▶ PROBLEM DETAILS:
Using the data below, copy every line that contains the word "name".

▶ RECORDS FOR THIS TASK:
■ ■ ■ ■ ■ ■ ■
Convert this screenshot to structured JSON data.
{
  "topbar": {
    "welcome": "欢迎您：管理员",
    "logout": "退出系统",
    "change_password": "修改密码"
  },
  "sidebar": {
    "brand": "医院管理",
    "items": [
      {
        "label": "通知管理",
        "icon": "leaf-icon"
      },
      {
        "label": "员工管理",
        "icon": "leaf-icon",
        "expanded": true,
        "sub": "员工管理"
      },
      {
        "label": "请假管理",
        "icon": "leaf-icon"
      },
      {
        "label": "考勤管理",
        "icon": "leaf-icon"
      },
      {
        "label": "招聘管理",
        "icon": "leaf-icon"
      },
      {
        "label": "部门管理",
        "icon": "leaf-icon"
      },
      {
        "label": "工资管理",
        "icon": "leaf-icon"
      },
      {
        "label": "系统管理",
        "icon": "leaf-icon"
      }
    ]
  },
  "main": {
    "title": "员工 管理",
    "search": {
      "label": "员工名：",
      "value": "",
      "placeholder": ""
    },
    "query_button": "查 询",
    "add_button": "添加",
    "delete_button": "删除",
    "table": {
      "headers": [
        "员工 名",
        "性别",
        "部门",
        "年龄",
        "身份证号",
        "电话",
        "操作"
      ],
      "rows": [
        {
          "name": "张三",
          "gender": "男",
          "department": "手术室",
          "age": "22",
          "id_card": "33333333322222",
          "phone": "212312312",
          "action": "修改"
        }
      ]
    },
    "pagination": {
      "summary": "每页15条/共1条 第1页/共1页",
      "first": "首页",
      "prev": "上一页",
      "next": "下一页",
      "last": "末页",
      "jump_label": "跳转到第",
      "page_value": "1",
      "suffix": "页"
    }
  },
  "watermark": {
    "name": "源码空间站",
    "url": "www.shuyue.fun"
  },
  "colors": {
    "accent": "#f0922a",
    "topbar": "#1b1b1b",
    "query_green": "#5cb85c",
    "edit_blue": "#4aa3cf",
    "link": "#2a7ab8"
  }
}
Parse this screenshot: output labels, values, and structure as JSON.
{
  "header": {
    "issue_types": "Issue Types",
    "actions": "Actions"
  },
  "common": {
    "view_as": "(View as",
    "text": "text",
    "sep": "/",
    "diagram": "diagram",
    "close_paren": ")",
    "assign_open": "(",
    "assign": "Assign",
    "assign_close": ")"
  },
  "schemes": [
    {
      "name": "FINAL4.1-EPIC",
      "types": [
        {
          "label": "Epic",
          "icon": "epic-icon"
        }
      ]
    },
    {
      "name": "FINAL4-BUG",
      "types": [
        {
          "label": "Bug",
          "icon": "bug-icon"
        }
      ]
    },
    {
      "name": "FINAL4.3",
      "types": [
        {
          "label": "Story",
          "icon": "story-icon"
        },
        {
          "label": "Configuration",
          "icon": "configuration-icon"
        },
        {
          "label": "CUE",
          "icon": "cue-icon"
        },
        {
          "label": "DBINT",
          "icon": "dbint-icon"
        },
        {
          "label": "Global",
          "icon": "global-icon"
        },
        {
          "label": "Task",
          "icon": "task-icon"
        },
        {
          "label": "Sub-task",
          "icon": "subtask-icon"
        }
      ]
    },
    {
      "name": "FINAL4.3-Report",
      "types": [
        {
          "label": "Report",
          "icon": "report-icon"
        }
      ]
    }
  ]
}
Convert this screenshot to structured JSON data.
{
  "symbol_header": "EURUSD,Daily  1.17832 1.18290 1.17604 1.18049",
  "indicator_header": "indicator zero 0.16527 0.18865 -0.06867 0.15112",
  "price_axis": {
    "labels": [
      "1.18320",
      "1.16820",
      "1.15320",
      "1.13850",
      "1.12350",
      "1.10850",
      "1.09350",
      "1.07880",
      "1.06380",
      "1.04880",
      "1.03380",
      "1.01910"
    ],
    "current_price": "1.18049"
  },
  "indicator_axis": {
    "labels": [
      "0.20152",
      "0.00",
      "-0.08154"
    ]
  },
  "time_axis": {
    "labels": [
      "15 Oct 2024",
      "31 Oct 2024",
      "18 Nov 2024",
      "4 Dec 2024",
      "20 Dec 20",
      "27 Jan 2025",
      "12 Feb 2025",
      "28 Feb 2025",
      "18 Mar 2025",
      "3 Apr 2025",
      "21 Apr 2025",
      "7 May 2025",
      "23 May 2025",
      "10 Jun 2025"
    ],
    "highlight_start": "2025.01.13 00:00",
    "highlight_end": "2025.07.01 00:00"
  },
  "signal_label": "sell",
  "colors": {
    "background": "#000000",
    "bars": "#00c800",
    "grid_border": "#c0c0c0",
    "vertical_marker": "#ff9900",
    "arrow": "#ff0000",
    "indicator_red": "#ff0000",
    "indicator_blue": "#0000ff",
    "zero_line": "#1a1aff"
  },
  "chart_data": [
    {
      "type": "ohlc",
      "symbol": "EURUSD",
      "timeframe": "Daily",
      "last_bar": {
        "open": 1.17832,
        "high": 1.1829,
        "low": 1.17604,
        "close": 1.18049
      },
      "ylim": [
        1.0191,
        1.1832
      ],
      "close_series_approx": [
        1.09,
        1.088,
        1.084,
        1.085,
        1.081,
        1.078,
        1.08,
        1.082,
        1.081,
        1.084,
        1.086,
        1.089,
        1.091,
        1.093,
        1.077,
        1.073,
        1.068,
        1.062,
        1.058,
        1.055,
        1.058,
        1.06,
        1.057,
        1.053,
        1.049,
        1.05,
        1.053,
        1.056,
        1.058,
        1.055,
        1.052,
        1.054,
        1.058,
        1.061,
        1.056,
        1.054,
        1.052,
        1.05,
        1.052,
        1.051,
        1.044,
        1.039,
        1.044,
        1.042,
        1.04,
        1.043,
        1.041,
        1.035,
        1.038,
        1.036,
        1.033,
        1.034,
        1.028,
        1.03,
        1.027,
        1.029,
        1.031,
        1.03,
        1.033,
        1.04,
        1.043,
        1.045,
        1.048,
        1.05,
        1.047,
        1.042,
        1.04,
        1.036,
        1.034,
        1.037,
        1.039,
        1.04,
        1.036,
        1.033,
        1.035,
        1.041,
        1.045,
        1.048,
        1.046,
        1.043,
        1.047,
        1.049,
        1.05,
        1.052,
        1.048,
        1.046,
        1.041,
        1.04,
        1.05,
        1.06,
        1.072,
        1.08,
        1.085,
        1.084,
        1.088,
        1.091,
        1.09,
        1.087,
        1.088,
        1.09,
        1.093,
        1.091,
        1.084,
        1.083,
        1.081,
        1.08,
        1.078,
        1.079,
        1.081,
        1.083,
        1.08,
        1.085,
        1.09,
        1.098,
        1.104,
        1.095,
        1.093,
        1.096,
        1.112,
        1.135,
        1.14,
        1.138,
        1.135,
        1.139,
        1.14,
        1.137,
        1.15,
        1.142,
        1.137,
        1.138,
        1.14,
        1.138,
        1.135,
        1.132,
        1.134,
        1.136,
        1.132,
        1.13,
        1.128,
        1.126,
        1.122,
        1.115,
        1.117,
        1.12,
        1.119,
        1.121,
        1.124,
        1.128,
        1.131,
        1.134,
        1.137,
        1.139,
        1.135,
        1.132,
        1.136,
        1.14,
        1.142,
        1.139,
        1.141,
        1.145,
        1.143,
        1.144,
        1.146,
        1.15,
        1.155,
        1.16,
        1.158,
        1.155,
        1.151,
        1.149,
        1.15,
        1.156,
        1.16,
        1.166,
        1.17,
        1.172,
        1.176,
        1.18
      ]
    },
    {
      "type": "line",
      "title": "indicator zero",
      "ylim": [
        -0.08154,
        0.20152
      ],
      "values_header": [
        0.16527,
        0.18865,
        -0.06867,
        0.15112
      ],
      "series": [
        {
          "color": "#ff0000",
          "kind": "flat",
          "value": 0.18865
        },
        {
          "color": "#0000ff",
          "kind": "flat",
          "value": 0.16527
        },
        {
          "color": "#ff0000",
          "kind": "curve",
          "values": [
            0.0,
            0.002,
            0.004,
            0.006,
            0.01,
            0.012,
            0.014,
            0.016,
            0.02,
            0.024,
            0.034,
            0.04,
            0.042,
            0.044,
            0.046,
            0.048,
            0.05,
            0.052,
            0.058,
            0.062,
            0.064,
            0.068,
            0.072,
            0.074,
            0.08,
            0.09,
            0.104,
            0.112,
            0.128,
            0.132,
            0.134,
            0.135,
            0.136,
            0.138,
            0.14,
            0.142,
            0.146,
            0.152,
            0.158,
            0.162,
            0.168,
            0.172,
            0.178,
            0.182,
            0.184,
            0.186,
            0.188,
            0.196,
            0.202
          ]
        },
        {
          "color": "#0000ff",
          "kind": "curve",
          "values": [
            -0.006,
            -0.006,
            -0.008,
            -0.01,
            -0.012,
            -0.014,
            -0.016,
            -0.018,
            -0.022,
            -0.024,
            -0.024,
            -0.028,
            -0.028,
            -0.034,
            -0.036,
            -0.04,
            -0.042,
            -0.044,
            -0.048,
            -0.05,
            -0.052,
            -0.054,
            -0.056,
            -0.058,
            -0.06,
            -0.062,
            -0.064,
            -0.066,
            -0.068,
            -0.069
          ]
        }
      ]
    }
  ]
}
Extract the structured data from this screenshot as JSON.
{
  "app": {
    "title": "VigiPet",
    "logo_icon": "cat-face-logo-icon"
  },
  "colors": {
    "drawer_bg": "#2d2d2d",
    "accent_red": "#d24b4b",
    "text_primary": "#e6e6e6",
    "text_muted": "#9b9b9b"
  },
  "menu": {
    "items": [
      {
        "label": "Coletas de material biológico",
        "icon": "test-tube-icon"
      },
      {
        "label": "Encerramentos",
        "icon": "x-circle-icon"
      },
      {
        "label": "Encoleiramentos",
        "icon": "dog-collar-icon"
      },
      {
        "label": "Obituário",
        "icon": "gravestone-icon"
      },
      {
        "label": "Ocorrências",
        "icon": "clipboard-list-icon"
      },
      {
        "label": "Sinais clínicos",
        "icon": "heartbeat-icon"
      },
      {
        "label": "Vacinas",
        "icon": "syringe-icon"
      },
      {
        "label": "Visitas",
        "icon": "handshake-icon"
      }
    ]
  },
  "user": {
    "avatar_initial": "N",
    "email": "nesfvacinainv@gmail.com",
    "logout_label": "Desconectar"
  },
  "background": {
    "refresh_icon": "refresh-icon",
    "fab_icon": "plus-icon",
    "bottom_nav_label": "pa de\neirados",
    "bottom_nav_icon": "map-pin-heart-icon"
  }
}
■ ■ ■ ■ ■ ■ ■
▶ THE ANSWER:
          "name": "张三",
    "name": "源码空间站",
      "name": "FINAL4.1-EPIC",
      "name": "FINAL4-BUG",
      "name": "FINAL4.3",
      "name": "FINAL4.3-Report",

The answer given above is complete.